Texte fourni:

20 juin 2012
Bois précieux des forêts lointaines
Posté par Paul dans la catégorie : voyages sur la terre des arbres .
Bois de rose, ébène, acajou, palissandre… des noms qui font rêver les ébénistes et grincer des dents les défenseurs de la nature.
Souvent utilisés de nos jours en marqueterie ou en lutherie, les bois les plus précieux et les plus rares des forêts équatoriales et tropicales, proviennent d’arbres qui sont pour la plupart en voie de disparition. Utilisés de façon massive par les ébénistes européens à partir du XVIIème siècle, leur commerce intensif a provoqué des abattages excessifs et a causé des dommages considérables dans les forêts dont ils sont issus. Depuis la fin du XIXème siècle leurs prix atteignent de tels sommets qu’ils ne sont plus guère utilisés que sous forme de placages en marqueterie. Les meubles « massifs » en acajou ou en ébène sont devenus des exceptions. Ce n’était pas le cas pendant les siècles qui ont suivi la Renaissance. Il suffit d’imaginer par exemple le nombre de troncs d’ébène qui ont été nécessaires pour réaliser les structures de la « Long Room », la bibliothèque de Dublin, ou certaines constructions du Musée du Louvre. Je m’intéresse surtout dans cette chronique aux bois provenant de lointaines forêts. Il existe aussi des bois de grande valeur parmi les arbres poussant sous nos latitudes : buis, olivier, merisier, noyer, houx, laurier… ; ils ont fait, ou ils feront l’objet d’études indépendantes.
Beaucoup de bois exotiques sont commercialisés avec des appellations diverses, y compris parmi les bois courants, ce qui explique que les utilisateurs aient parfois du mal à les distinguer les uns des autres. Le terme « palissandre » par exemple peut très bien servir à désigner des espèces très différentes : bocotte ou dalbergia. L’acajou de Guyane (cedrela odorata) n’a que peu de rapport avec l’acajou d’Afrique (Khaya Ivorensis). Cet usage commercial très laxiste permet de substituer un bois à un autre, lorsqu’une espèce n’est plus disponible sur le marché ; il permet aussi d’abuser certains acheteurs un peu crédules. L’ébène du Gabon est beaucoup moins coté que celui des Indes, mais cette dernière essence, totalement pillée, n’est pratiquement plus exportée.

Consignes:
a: D'après le texte sur les bois précieux, pourquoi ces bois ne servent-ils plus guère que sous forme de placages en marqueterie ? Répondez en une à trois phrases.
b: Extrayez du texte sur les bois précieux le passage situé entre « Beaucoup de bois » et « pratiquement plus exportée. », ces deux bornes incluses.
Les données ci-après proviennent d'une source distincte du texte.

Données fournies:
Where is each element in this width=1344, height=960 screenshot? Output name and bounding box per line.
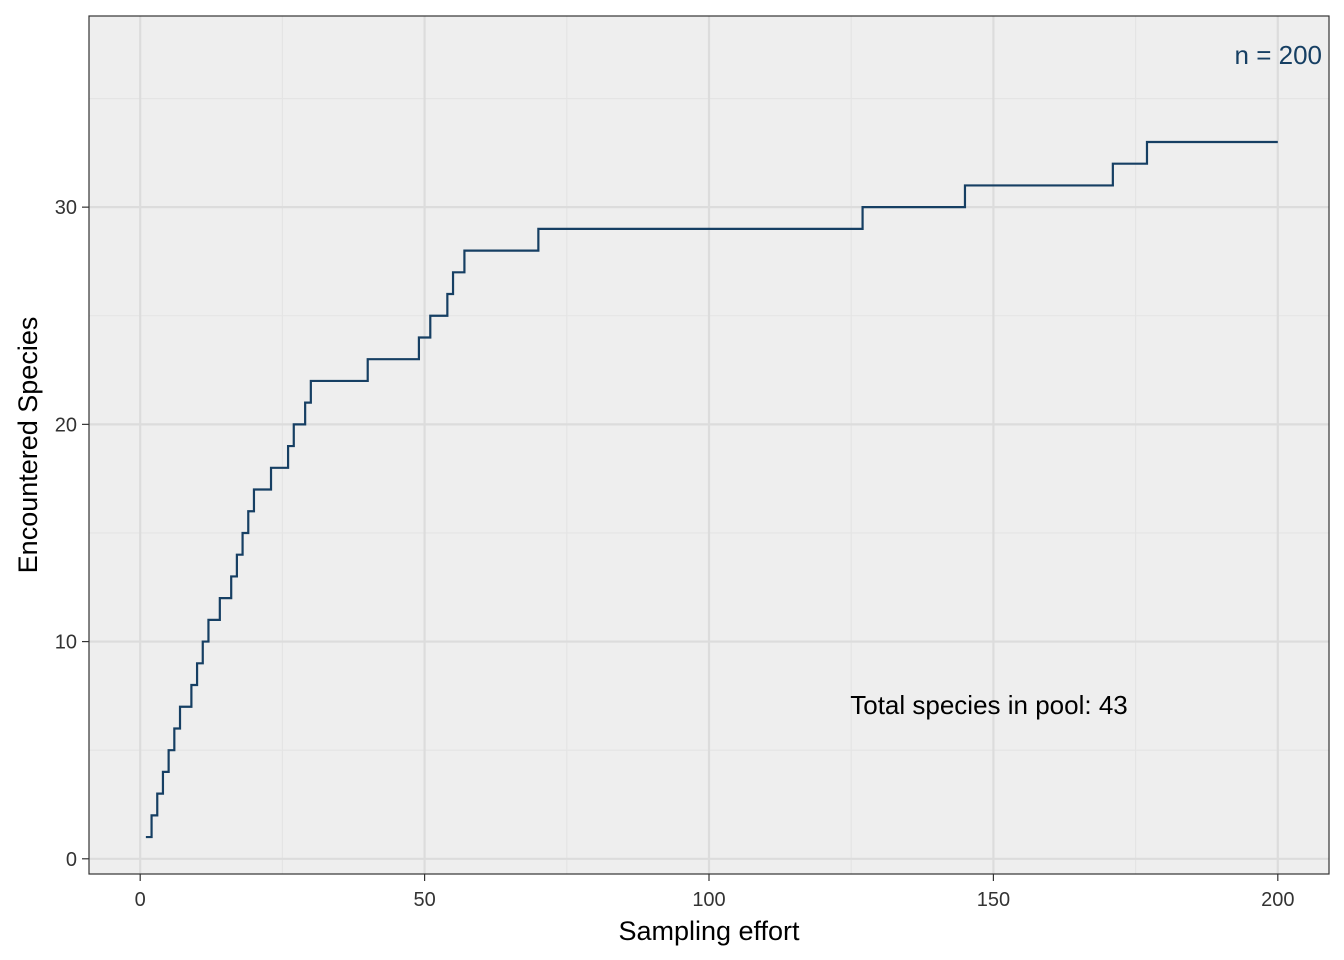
y-tick-label: 0 [66,849,77,871]
x-tick-label: 200 [1261,889,1294,911]
y-axis: 0 10 20 30 [55,197,89,871]
y-axis-label: Encountered Species [13,317,43,574]
y-tick-label: 10 [55,632,77,654]
sample-size-annotation: n = 200 [1235,40,1322,70]
x-tick-label: 100 [692,889,725,911]
x-tick-label: 150 [977,889,1010,911]
species-accumulation-line [145,140,1278,839]
x-tick-label: 0 [135,889,146,911]
x-tick-label: 50 [413,889,435,911]
x-axis-label: Sampling effort [618,916,800,946]
y-tick-label: 30 [55,197,77,219]
x-axis: 0 50 100 150 200 [135,874,1294,911]
species-pool-annotation: Total species in pool: 43 [850,690,1128,720]
y-tick-label: 20 [55,414,77,436]
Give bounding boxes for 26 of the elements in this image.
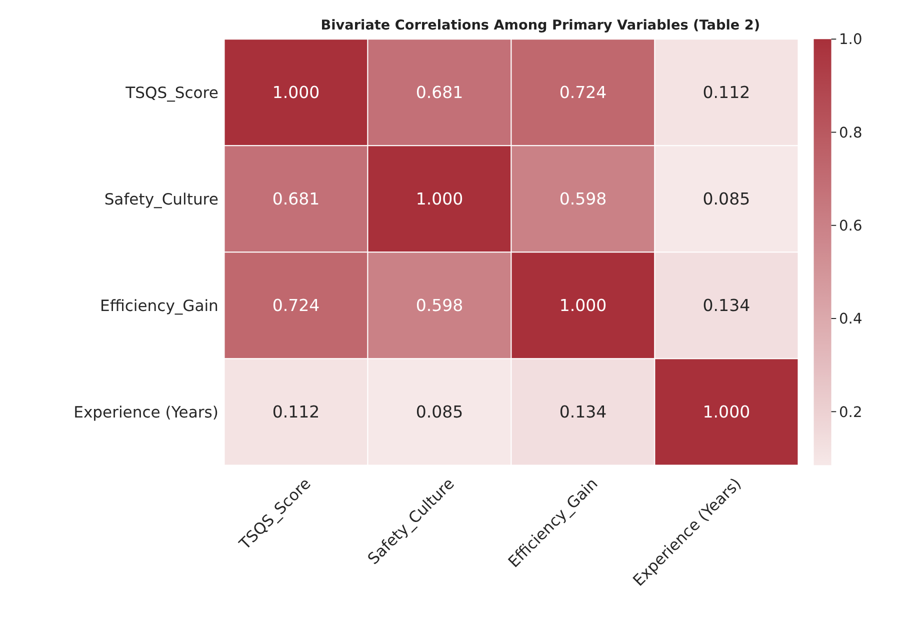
chart-title: Bivariate Correlations Among Primary Variables (Table 2) (320, 17, 760, 34)
data-label: 0.598 (559, 190, 607, 209)
color-bar-label: 0.6 (839, 217, 862, 234)
color-bar-label: 0.4 (839, 310, 862, 328)
data-label: 0.134 (559, 402, 607, 422)
data-label: 1.000 (272, 83, 320, 102)
data-label: 0.598 (416, 296, 464, 316)
y-tick-label: Efficiency_Gain (100, 296, 218, 315)
data-label: 0.112 (702, 83, 750, 102)
data-label: 0.681 (272, 190, 320, 209)
y-tick-label: Safety_Culture (104, 190, 218, 208)
data-label: 0.112 (272, 402, 320, 422)
data-label: 0.134 (702, 296, 750, 316)
color-bar-label: 0.2 (839, 404, 862, 421)
color-bar-label: 0.8 (839, 124, 862, 142)
data-label: 0.681 (416, 83, 464, 102)
y-tick-label: Experience (Years) (74, 403, 218, 422)
data-label: 0.085 (416, 402, 464, 422)
data-label: 1.000 (559, 296, 607, 316)
data-label: 0.724 (559, 83, 607, 102)
y-tick-label: TSQS_Score (124, 84, 218, 102)
data-label: 0.724 (272, 296, 320, 316)
color-bar-label: 1.0 (839, 31, 862, 48)
data-label: 0.085 (702, 190, 750, 209)
data-label: 1.000 (416, 190, 464, 209)
data-label: 1.000 (702, 402, 750, 422)
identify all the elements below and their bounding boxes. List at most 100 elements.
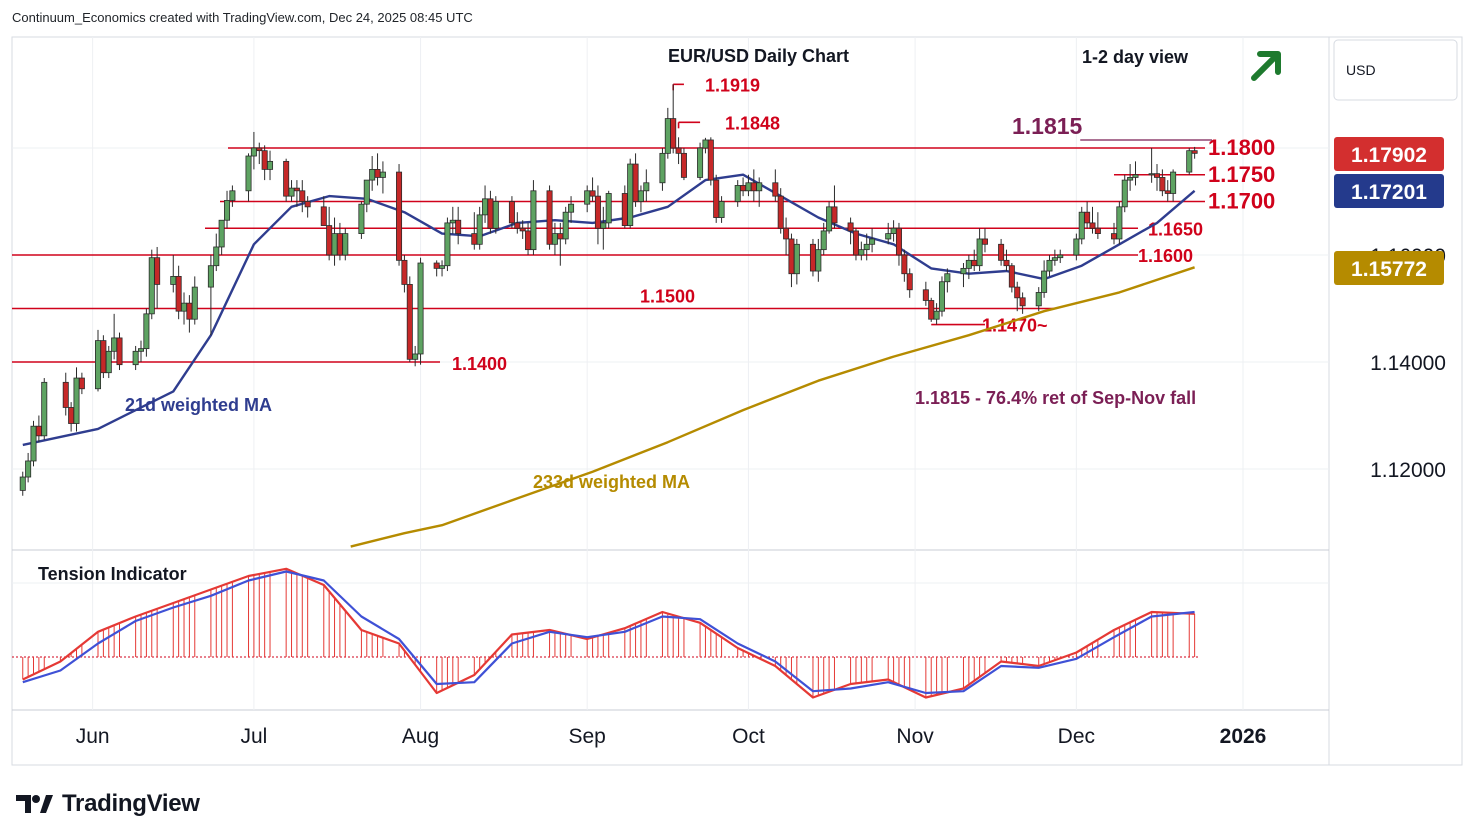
candle-down	[326, 225, 333, 256]
candle-down	[750, 182, 757, 192]
candle-up	[288, 187, 295, 197]
candle-down	[401, 259, 408, 285]
candle-up	[170, 275, 177, 285]
candle-down	[68, 407, 75, 424]
candle-up	[960, 267, 967, 275]
candle-down	[707, 139, 714, 181]
level-label: 1.1500	[640, 287, 695, 307]
candle-up	[492, 201, 499, 229]
tradingview-brand[interactable]: TradingView	[14, 790, 200, 818]
tension-signal-line	[22, 570, 1195, 695]
price-badge-value: 1.15772	[1351, 258, 1427, 281]
candle-down	[78, 377, 85, 390]
candle-up	[342, 233, 349, 256]
candle-down	[455, 219, 462, 235]
level-label: 1.1700	[1208, 189, 1275, 214]
candle-down	[471, 233, 478, 245]
candle-down	[299, 190, 306, 202]
candle-up	[815, 249, 822, 272]
chart-credit: Continuum_Economics created with Trading…	[12, 10, 473, 25]
candle-down	[928, 300, 935, 320]
candle-down	[186, 302, 193, 320]
candle-up	[702, 139, 709, 149]
price-badge	[1334, 174, 1444, 208]
candle-up	[551, 233, 558, 245]
candle-down	[433, 262, 440, 269]
level-label: 1.1800	[1208, 135, 1275, 160]
candle-down	[680, 152, 687, 178]
price-badge	[1334, 137, 1444, 171]
candle-up	[1116, 206, 1123, 240]
candle-up	[181, 302, 188, 312]
time-axis-label: Sep	[568, 725, 605, 748]
candle-up	[530, 190, 537, 251]
tension-title: Tension Indicator	[38, 564, 187, 584]
candle-up	[1170, 171, 1177, 194]
candle-down	[320, 206, 327, 226]
candle-down	[1019, 297, 1026, 307]
candle-up	[19, 476, 26, 491]
candle-up	[826, 206, 833, 232]
candle-up	[568, 203, 575, 213]
candle-up	[944, 273, 951, 283]
candle-up	[863, 243, 870, 251]
candle-up	[890, 227, 897, 234]
candle-up	[1127, 177, 1134, 181]
candle-down	[621, 193, 628, 226]
candle-up	[482, 198, 489, 216]
candle-up	[1035, 292, 1042, 307]
level-label: 1.1470~	[982, 316, 1048, 336]
candle-down	[852, 230, 859, 256]
candle-up	[105, 350, 112, 374]
level-label: 1.1400	[452, 354, 507, 374]
candle-up	[218, 219, 225, 248]
candle-down	[1084, 211, 1091, 224]
time-axis-label: Dec	[1058, 725, 1095, 748]
candle-down	[713, 179, 720, 218]
candle-up	[627, 163, 634, 226]
chart-subtitle: 1-2 day view	[1082, 47, 1189, 67]
tension-indicator-pane	[12, 567, 1200, 699]
candle-up	[191, 286, 198, 320]
candle-up	[213, 246, 220, 267]
candle-up	[584, 190, 591, 205]
arrow-up-right-icon	[1251, 51, 1281, 81]
candle-down	[589, 190, 596, 197]
candle-up	[229, 190, 236, 201]
chart-title: EUR/USD Daily Chart	[668, 46, 849, 66]
candle-up	[41, 381, 48, 437]
time-axis-label: Nov	[896, 725, 934, 748]
candle-up	[207, 265, 214, 288]
candle-up	[1186, 150, 1193, 173]
candle-down	[632, 163, 639, 202]
time-axis-label: Jul	[240, 725, 267, 748]
candle-up	[358, 203, 365, 235]
candle-up	[1132, 174, 1139, 178]
candle-up	[933, 310, 940, 320]
price-axis-label: 1.14000	[1370, 352, 1446, 375]
price-axis-label: 1.12000	[1370, 459, 1446, 482]
level-label: 1.1650	[1148, 219, 1203, 239]
candle-up	[745, 182, 752, 192]
brand-name: TradingView	[62, 790, 200, 817]
candle-down	[519, 227, 526, 232]
candle-down	[1191, 150, 1198, 154]
candle-up	[1051, 257, 1058, 261]
candle-down	[675, 147, 682, 154]
ma21-label: 21d weighted MA	[125, 395, 272, 415]
candle-up	[1041, 270, 1048, 293]
candle-down	[293, 187, 300, 192]
candle-down	[261, 150, 268, 170]
candle-down	[396, 171, 403, 261]
currency-box[interactable]	[1333, 39, 1458, 101]
candle-up	[369, 168, 376, 181]
candle-down	[154, 257, 161, 285]
candle-down	[514, 222, 521, 229]
candle-down	[508, 201, 515, 224]
candle-down	[336, 233, 343, 256]
candle-up	[111, 337, 118, 352]
candle-down	[901, 254, 908, 275]
candle-up	[444, 222, 451, 267]
candle-down	[283, 160, 290, 197]
candle-up	[245, 155, 252, 192]
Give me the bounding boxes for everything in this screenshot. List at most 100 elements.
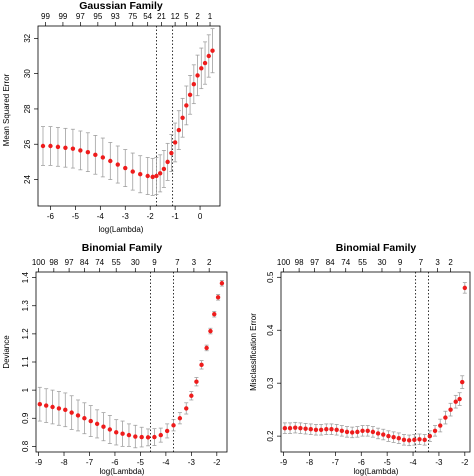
data-point [199, 66, 204, 71]
top-count-label: 55 [112, 258, 121, 267]
data-point [344, 429, 350, 435]
data-point [375, 431, 381, 436]
data-point [126, 432, 132, 438]
data-point [150, 174, 155, 180]
data-point [370, 429, 376, 435]
y-tick-label: 0.4 [266, 324, 275, 336]
y-tick-label: 30 [23, 69, 32, 78]
data-point [208, 328, 213, 334]
x-tick-label: 0 [198, 212, 203, 221]
top-count-label: 21 [157, 12, 166, 21]
data-point [43, 403, 49, 408]
data-point [298, 425, 303, 431]
data-point [391, 434, 396, 440]
data-point [427, 433, 433, 439]
x-tick-label: -2 [213, 458, 221, 467]
data-point [94, 421, 100, 427]
data-point [171, 423, 176, 428]
top-count-label: 2 [448, 258, 453, 267]
x-axis-label: log(Lambda) [100, 467, 145, 476]
x-tick-label: -5 [384, 458, 392, 467]
top-count-label: 93 [111, 12, 120, 21]
x-tick-label: -1 [172, 212, 180, 221]
data-point [70, 146, 76, 151]
data-point [154, 173, 159, 179]
data-point [187, 92, 193, 98]
data-point [199, 362, 204, 368]
x-tick-label: -7 [86, 458, 94, 467]
data-point [355, 429, 360, 435]
data-point [184, 406, 189, 411]
top-count-label: 74 [341, 258, 350, 267]
panel-title: Binomial Family [336, 242, 417, 254]
data-point [329, 427, 334, 432]
top-count-label: 9 [398, 258, 403, 267]
data-point [339, 428, 345, 434]
data-point [120, 431, 125, 436]
data-point [145, 173, 150, 179]
top-count-label: 54 [143, 12, 152, 21]
data-point [172, 140, 178, 145]
data-point [69, 410, 74, 415]
y-tick-label: 0.3 [266, 377, 275, 389]
x-tick-label: -5 [137, 458, 145, 467]
x-tick-label: -2 [461, 458, 469, 467]
data-point [108, 158, 113, 164]
data-point [130, 169, 135, 174]
data-point [381, 432, 386, 437]
data-point [417, 437, 422, 442]
data-point [115, 162, 120, 167]
top-count-label: 7 [419, 258, 424, 267]
data-point [40, 143, 46, 149]
data-point [164, 428, 170, 434]
binomial-misclassification-panel: Binomial Family log(Lambda) Misclassific… [249, 242, 471, 476]
x-tick-label: -9 [35, 458, 43, 467]
top-count-label: 100 [277, 258, 291, 267]
data-point [165, 159, 170, 165]
data-point [212, 311, 217, 317]
binomial-deviance-panel: Binomial Family log(Lambda) Deviance -9 -… [2, 242, 228, 476]
gaussian-family-panel: Gaussian Family log(Lambda) Mean Squared… [2, 0, 221, 234]
data-point [37, 401, 43, 407]
data-point [318, 427, 324, 432]
y-tick-label: 32 [23, 33, 32, 42]
data-point [349, 430, 355, 435]
data-point [365, 428, 370, 434]
x-tick-label: -4 [409, 458, 417, 467]
top-count-label: 99 [58, 12, 67, 21]
top-count-label: 84 [80, 258, 89, 267]
data-point [82, 416, 87, 421]
data-point [107, 427, 113, 432]
y-tick-label: 1.2 [21, 328, 30, 340]
top-count-label: 100 [32, 258, 46, 267]
x-tick-label: -4 [162, 458, 170, 467]
data-point [287, 425, 293, 431]
data-point [138, 172, 143, 177]
top-count-label: 12 [171, 12, 180, 21]
top-count-label: 98 [295, 258, 304, 267]
data-point [152, 434, 157, 440]
data-point [50, 404, 55, 410]
data-point [303, 426, 308, 431]
y-tick-label: 1 [21, 387, 30, 392]
top-count-label: 55 [358, 258, 367, 267]
top-count-label: 5 [184, 12, 189, 21]
data-point [139, 434, 144, 440]
x-tick-label: -3 [435, 458, 443, 467]
data-point [114, 430, 119, 435]
data-point [422, 437, 427, 443]
y-tick-label: 0.8 [21, 440, 30, 452]
top-count-label: 97 [76, 12, 85, 21]
top-count-label: 2 [195, 12, 200, 21]
data-point [438, 423, 443, 428]
data-point [145, 435, 151, 440]
data-point [194, 379, 199, 384]
data-point [169, 150, 174, 156]
data-point [210, 48, 215, 53]
y-tick-label: 0.2 [266, 430, 275, 442]
data-point [75, 413, 81, 418]
data-point [123, 165, 128, 171]
panel-title: Binomial Family [82, 242, 163, 254]
x-tick-label: -9 [280, 458, 288, 467]
data-point [177, 416, 183, 421]
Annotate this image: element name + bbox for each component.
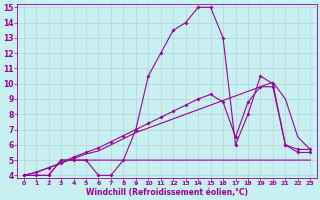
X-axis label: Windchill (Refroidissement éolien,°C): Windchill (Refroidissement éolien,°C) <box>86 188 248 197</box>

Exercices corrigés:
a: Depuis la fin du XIXème siècle, leurs prix ont atteint de tels sommets qu'ils ne sont plus guère utilisés autrement. Les meubles « massifs » en acajou ou en ébène sont donc devenus des exceptions.

b:
Beaucoup de bois exotiques sont commercialisés avec des appellations diverses, y compris parmi les bois courants, ce qui explique que les utilisateurs aient parfois du mal à les distinguer les uns des autres. Le terme « palissandre » par exemple peut très bien servir à désigner des espèces très différentes : bocotte ou dalbergia. L’acajou de Guyane (cedrela odorata) n’a que peu de rapport avec l’acajou d’Afrique (Khaya Ivorensis). Cet usage commercial très laxiste permet de substituer un bois à un autre, lorsqu’une espèce n’est plus disponible sur le marché ; il permet aussi d’abuser certains acheteurs un peu crédules. L’ébène du Gabon est beaucoup moins coté que celui des Indes, mais cette dernière essence, totalement pillée, n’est pratiquement plus exportée.